EXERCISE DETAILS:
Can you retype every record below exactly as written?

ROWS:
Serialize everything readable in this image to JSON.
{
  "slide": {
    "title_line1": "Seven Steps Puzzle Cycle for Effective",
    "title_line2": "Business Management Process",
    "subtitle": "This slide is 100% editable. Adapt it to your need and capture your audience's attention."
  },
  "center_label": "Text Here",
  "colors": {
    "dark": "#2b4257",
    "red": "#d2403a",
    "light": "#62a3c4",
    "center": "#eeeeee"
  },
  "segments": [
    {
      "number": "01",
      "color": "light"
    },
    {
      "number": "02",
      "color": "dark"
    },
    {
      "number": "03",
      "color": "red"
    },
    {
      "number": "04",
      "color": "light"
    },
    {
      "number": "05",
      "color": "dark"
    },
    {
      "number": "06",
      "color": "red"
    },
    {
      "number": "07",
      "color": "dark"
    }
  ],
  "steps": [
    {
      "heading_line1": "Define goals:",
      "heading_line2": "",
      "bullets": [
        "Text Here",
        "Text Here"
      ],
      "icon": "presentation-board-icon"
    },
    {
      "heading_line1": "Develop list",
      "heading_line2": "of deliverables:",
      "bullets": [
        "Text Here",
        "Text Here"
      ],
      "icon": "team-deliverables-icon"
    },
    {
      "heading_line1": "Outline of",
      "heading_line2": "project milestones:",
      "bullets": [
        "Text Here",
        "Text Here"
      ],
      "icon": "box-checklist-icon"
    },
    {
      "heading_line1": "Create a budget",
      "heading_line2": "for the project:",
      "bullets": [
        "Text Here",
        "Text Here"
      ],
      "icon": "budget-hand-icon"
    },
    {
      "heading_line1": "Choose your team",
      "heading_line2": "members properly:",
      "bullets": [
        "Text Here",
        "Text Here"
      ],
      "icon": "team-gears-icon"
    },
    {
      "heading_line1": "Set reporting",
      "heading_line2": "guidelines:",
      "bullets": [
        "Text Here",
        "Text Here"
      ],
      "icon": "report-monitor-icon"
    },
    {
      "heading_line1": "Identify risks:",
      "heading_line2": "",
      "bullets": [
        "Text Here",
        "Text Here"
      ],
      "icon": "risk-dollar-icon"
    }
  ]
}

EXERCISE ANSWER:
Serialize everything readable in this image to JSON.
{
  "slide": {
    "title_line1": "Seven Steps Puzzle Cycle for Effective",
    "title_line2": "Business Management Process",
    "subtitle": "This slide is 100% editable. Adapt it to your need and capture your audience's attention."
  },
  "center_label": "Text Here",
  "colors": {
    "dark": "#2b4257",
    "red": "#d2403a",
    "light": "#62a3c4",
    "center": "#eeeeee"
  },
  "segments": [
    {
      "number": "01",
      "color": "light"
    },
    {
      "number": "02",
      "color": "dark"
    },
    {
      "number": "03",
      "color": "red"
    },
    {
      "number": "04",
      "color": "light"
    },
    {
      "number": "05",
      "color": "dark"
    },
    {
      "number": "06",
      "color": "red"
    },
    {
      "number": "07",
      "color": "dark"
    }
  ],
  "steps": [
    {
      "heading_line1": "Define goals:",
      "heading_line2": "",
      "bullets": [
        "Text Here",
        "Text Here"
      ],
      "icon": "presentation-board-icon"
    },
    {
      "heading_line1": "Develop list",
      "heading_line2": "of deliverables:",
      "bullets": [
        "Text Here",
        "Text Here"
      ],
      "icon": "team-deliverables-icon"
    },
    {
      "heading_line1": "Outline of",
      "heading_line2": "project milestones:",
      "bullets": [
        "Text Here",
        "Text Here"
      ],
      "icon": "box-checklist-icon"
    },
    {
      "heading_line1": "Create a budget",
      "heading_line2": "for the project:",
      "bullets": [
        "Text Here",
        "Text Here"
      ],
      "icon": "budget-hand-icon"
    },
    {
      "heading_line1": "Choose your team",
      "heading_line2": "members properly:",
      "bullets": [
        "Text Here",
        "Text Here"
      ],
      "icon": "team-gears-icon"
    },
    {
      "heading_line1": "Set reporting",
      "heading_line2": "guidelines:",
      "bullets": [
        "Text Here",
        "Text Here"
      ],
      "icon": "report-monitor-icon"
    },
    {
      "heading_line1": "Identify risks:",
      "heading_line2": "",
      "bullets": [
        "Text Here",
        "Text Here"
      ],
      "icon": "risk-dollar-icon"
    }
  ]
}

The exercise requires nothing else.